Written task: Each entry below must be repeated word for word.
>> begin Provided entries
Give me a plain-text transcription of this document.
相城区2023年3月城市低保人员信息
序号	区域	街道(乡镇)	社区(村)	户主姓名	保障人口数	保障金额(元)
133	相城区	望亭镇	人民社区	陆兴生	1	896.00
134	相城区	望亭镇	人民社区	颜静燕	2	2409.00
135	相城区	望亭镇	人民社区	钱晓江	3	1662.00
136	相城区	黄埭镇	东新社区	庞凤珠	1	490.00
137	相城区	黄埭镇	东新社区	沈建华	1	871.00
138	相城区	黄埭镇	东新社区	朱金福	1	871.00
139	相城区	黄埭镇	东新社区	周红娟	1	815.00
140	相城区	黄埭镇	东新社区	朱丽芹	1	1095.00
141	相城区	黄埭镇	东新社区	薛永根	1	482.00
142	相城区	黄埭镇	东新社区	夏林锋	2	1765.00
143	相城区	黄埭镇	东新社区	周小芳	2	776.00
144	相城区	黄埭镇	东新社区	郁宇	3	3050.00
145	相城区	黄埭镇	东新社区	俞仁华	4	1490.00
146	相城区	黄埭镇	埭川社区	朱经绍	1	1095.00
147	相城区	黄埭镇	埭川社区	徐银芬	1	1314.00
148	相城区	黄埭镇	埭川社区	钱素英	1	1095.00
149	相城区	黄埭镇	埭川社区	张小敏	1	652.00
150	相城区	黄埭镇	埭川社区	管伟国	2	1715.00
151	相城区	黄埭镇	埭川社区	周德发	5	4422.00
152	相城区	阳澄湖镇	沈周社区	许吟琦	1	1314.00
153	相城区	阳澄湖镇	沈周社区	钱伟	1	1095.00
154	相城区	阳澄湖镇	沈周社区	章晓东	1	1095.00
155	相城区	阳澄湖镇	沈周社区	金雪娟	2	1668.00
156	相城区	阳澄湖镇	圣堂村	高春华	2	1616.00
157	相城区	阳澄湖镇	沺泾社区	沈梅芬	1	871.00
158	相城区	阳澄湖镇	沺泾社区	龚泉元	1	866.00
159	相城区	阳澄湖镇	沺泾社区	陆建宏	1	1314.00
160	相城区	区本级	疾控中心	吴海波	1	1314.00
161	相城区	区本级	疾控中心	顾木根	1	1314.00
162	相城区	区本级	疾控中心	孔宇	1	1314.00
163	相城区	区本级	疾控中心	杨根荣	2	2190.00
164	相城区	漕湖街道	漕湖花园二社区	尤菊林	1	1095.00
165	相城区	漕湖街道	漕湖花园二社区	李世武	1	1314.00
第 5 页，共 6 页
>> end Provided entries
Correct answer:
Give me a plain-text transcription of this document.
相城区2023年3月城市低保人员信息
序号	区域	街道(乡镇)	社区(村)	户主姓名	保障人口数	保障金额(元)
133	相城区	望亭镇	人民社区	陆兴生	1	896.00
134	相城区	望亭镇	人民社区	颜静燕	2	2409.00
135	相城区	望亭镇	人民社区	钱晓江	3	1662.00
136	相城区	黄埭镇	东新社区	庞凤珠	1	490.00
137	相城区	黄埭镇	东新社区	沈建华	1	871.00
138	相城区	黄埭镇	东新社区	朱金福	1	871.00
139	相城区	黄埭镇	东新社区	周红娟	1	815.00
140	相城区	黄埭镇	东新社区	朱丽芹	1	1095.00
141	相城区	黄埭镇	东新社区	薛永根	1	482.00
142	相城区	黄埭镇	东新社区	夏林锋	2	1765.00
143	相城区	黄埭镇	东新社区	周小芳	2	776.00
144	相城区	黄埭镇	东新社区	郁宇	3	3050.00
145	相城区	黄埭镇	东新社区	俞仁华	4	1490.00
146	相城区	黄埭镇	埭川社区	朱经绍	1	1095.00
147	相城区	黄埭镇	埭川社区	徐银芬	1	1314.00
148	相城区	黄埭镇	埭川社区	钱素英	1	1095.00
149	相城区	黄埭镇	埭川社区	张小敏	1	652.00
150	相城区	黄埭镇	埭川社区	管伟国	2	1715.00
151	相城区	黄埭镇	埭川社区	周德发	5	4422.00
152	相城区	阳澄湖镇	沈周社区	许吟琦	1	1314.00
153	相城区	阳澄湖镇	沈周社区	钱伟	1	1095.00
154	相城区	阳澄湖镇	沈周社区	章晓东	1	1095.00
155	相城区	阳澄湖镇	沈周社区	金雪娟	2	1668.00
156	相城区	阳澄湖镇	圣堂村	高春华	2	1616.00
157	相城区	阳澄湖镇	沺泾社区	沈梅芬	1	871.00
158	相城区	阳澄湖镇	沺泾社区	龚泉元	1	866.00
159	相城区	阳澄湖镇	沺泾社区	陆建宏	1	1314.00
160	相城区	区本级	疾控中心	吴海波	1	1314.00
161	相城区	区本级	疾控中心	顾木根	1	1314.00
162	相城区	区本级	疾控中心	孔宇	1	1314.00
163	相城区	区本级	疾控中心	杨根荣	2	2190.00
164	相城区	漕湖街道	漕湖花园二社区	尤菊林	1	1095.00
165	相城区	漕湖街道	漕湖花园二社区	李世武	1	1314.00
第 5 页，共 6 页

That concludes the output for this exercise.